Task goal: Copy out every line below word for word, changing nothing.

Available records:
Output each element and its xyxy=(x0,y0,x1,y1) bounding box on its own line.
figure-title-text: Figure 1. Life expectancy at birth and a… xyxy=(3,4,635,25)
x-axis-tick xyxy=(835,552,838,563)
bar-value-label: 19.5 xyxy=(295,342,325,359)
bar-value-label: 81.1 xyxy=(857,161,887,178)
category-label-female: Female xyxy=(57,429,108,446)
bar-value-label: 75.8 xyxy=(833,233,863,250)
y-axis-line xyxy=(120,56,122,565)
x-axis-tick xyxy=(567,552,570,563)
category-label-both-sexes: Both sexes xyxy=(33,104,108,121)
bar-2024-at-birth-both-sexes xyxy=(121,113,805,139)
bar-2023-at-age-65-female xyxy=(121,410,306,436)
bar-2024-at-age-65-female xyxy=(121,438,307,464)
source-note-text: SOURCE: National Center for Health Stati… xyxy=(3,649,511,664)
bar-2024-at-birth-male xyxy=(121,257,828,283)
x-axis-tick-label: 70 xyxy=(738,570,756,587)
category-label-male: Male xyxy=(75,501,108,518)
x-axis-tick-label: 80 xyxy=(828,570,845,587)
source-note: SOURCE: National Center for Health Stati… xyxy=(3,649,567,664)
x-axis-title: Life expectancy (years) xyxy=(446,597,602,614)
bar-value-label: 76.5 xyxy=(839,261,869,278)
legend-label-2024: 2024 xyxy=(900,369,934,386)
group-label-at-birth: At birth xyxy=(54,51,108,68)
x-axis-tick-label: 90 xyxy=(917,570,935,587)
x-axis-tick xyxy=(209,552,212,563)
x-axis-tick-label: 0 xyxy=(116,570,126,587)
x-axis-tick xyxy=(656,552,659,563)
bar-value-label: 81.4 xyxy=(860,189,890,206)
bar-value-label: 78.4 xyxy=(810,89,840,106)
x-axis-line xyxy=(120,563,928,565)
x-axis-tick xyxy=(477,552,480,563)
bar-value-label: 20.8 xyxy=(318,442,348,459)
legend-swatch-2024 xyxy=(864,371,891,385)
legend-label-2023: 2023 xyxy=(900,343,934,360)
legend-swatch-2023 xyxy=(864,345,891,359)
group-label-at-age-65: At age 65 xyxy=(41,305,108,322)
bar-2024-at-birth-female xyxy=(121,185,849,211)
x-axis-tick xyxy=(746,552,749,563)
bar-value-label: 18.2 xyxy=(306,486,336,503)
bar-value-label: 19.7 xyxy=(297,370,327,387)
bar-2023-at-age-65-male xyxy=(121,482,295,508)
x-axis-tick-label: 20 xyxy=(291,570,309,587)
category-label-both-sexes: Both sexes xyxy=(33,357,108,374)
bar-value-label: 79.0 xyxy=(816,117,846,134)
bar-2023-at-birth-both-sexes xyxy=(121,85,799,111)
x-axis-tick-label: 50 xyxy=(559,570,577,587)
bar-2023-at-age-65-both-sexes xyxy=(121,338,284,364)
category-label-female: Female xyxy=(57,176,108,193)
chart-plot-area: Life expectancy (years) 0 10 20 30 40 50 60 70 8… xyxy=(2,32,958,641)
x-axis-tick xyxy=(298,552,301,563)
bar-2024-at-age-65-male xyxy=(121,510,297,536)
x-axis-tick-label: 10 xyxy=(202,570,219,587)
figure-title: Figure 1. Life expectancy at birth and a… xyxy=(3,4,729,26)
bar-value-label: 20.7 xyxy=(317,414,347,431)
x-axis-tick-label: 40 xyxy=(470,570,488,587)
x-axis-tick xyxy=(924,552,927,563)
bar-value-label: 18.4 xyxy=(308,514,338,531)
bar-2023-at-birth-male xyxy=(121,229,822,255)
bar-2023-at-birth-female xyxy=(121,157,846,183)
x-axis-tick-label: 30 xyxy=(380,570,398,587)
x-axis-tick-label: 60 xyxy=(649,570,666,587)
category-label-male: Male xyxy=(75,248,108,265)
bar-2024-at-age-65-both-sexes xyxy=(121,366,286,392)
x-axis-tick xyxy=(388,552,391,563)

Result of this task:
Output each element and its xyxy=(x0,y0,x1,y1) bounding box on its own line.
figure-title-text: Figure 1. Life expectancy at birth and a… xyxy=(3,4,635,25)
x-axis-tick xyxy=(835,552,838,563)
bar-value-label: 19.5 xyxy=(295,342,325,359)
bar-value-label: 81.1 xyxy=(857,161,887,178)
category-label-female: Female xyxy=(57,429,108,446)
bar-value-label: 75.8 xyxy=(833,233,863,250)
y-axis-line xyxy=(120,56,122,565)
x-axis-tick xyxy=(567,552,570,563)
category-label-both-sexes: Both sexes xyxy=(33,104,108,121)
bar-2024-at-birth-both-sexes xyxy=(121,113,805,139)
bar-2023-at-age-65-female xyxy=(121,410,306,436)
bar-2024-at-age-65-female xyxy=(121,438,307,464)
source-note-text: SOURCE: National Center for Health Stati… xyxy=(3,649,511,664)
bar-2024-at-birth-male xyxy=(121,257,828,283)
x-axis-tick-label: 70 xyxy=(738,570,756,587)
category-label-male: Male xyxy=(75,501,108,518)
x-axis-tick-label: 80 xyxy=(828,570,845,587)
source-note: SOURCE: National Center for Health Stati… xyxy=(3,649,567,664)
x-axis-title: Life expectancy (years) xyxy=(446,597,602,614)
bar-value-label: 76.5 xyxy=(839,261,869,278)
legend-label-2024: 2024 xyxy=(900,369,934,386)
group-label-at-birth: At birth xyxy=(54,51,108,68)
x-axis-tick-label: 90 xyxy=(917,570,935,587)
x-axis-tick xyxy=(209,552,212,563)
x-axis-tick-label: 0 xyxy=(116,570,126,587)
x-axis-tick xyxy=(656,552,659,563)
bar-value-label: 81.4 xyxy=(860,189,890,206)
bar-value-label: 78.4 xyxy=(810,89,840,106)
x-axis-line xyxy=(120,563,928,565)
x-axis-tick xyxy=(477,552,480,563)
bar-value-label: 20.8 xyxy=(318,442,348,459)
legend-swatch-2024 xyxy=(864,371,891,385)
legend-label-2023: 2023 xyxy=(900,343,934,360)
legend-swatch-2023 xyxy=(864,345,891,359)
group-label-at-age-65: At age 65 xyxy=(41,305,108,322)
bar-2024-at-birth-female xyxy=(121,185,849,211)
x-axis-tick xyxy=(746,552,749,563)
bar-value-label: 18.2 xyxy=(306,486,336,503)
bar-value-label: 19.7 xyxy=(297,370,327,387)
bar-2023-at-age-65-male xyxy=(121,482,295,508)
x-axis-tick-label: 20 xyxy=(291,570,309,587)
category-label-both-sexes: Both sexes xyxy=(33,357,108,374)
bar-value-label: 79.0 xyxy=(816,117,846,134)
bar-2023-at-birth-both-sexes xyxy=(121,85,799,111)
x-axis-tick-label: 50 xyxy=(559,570,577,587)
bar-2023-at-age-65-both-sexes xyxy=(121,338,284,364)
category-label-female: Female xyxy=(57,176,108,193)
chart-plot-area: Life expectancy (years) 0 10 20 30 40 50 60 70 8… xyxy=(2,32,958,641)
x-axis-tick xyxy=(298,552,301,563)
bar-2024-at-age-65-male xyxy=(121,510,297,536)
x-axis-tick-label: 10 xyxy=(202,570,219,587)
figure-title: Figure 1. Life expectancy at birth and a… xyxy=(3,4,729,26)
bar-value-label: 20.7 xyxy=(317,414,347,431)
x-axis-tick-label: 40 xyxy=(470,570,488,587)
x-axis-tick xyxy=(924,552,927,563)
bar-value-label: 18.4 xyxy=(308,514,338,531)
bar-2023-at-birth-male xyxy=(121,229,822,255)
bar-2023-at-birth-female xyxy=(121,157,846,183)
x-axis-tick-label: 30 xyxy=(380,570,398,587)
x-axis-tick-label: 60 xyxy=(649,570,666,587)
category-label-male: Male xyxy=(75,248,108,265)
bar-2024-at-age-65-both-sexes xyxy=(121,366,286,392)
x-axis-tick xyxy=(388,552,391,563)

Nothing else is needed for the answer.